*** MATERIAL SHOWN

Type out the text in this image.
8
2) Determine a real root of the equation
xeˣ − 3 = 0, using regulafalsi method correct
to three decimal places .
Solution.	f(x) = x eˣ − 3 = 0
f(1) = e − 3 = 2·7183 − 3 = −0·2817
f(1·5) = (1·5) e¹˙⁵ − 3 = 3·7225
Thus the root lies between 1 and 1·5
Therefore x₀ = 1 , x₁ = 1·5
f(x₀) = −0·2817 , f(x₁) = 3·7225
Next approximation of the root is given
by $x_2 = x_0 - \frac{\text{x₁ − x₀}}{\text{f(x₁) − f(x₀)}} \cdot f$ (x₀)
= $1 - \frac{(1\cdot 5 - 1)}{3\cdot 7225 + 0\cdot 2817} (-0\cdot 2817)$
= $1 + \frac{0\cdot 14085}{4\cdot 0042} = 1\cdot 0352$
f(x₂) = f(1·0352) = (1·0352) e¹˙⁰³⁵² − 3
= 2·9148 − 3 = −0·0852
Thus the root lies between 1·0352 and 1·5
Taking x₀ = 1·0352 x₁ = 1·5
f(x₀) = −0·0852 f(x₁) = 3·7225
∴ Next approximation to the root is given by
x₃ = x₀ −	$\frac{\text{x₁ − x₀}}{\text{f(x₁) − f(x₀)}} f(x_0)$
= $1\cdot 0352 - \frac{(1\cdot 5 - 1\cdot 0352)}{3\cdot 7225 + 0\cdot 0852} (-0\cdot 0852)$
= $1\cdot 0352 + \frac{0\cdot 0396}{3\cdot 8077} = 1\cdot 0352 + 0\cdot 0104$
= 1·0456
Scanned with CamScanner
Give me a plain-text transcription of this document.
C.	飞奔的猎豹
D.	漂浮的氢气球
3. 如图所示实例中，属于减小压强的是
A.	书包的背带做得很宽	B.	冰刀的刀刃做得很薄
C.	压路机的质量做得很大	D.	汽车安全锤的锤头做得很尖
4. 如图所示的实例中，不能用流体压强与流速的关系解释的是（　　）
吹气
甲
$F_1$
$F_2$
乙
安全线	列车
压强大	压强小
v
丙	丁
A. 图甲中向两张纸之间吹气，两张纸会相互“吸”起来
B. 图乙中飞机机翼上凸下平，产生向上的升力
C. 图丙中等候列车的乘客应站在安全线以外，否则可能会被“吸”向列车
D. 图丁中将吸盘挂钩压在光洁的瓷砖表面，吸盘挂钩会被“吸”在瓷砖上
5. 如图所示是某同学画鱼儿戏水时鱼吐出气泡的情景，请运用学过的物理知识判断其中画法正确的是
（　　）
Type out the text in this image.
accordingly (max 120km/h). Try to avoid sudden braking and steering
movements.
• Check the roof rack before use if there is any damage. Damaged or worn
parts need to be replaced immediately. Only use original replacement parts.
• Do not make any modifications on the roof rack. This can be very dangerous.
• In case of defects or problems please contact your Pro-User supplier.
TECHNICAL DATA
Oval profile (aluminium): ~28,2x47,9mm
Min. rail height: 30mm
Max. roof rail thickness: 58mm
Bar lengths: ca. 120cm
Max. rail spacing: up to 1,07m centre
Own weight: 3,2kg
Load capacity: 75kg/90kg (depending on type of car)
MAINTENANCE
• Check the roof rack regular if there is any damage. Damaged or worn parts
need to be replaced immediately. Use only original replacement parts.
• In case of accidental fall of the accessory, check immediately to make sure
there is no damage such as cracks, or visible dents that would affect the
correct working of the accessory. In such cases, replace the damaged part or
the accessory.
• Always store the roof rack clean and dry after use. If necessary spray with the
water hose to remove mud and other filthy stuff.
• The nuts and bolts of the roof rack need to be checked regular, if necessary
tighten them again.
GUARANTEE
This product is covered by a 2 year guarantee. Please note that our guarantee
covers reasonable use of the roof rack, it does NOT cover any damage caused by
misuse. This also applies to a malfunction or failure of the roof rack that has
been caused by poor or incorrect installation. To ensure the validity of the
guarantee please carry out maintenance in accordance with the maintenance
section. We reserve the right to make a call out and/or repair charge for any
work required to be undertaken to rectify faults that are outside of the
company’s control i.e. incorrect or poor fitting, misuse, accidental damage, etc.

******

● TO BE DONE: Copy all lines from the material that contain "incorrect".

● OUTPUT BELOW:
been caused by poor or incorrect installation. To ensure the validity of the
company’s control i.e. incorrect or poor fitting, misuse, accidental damage, etc.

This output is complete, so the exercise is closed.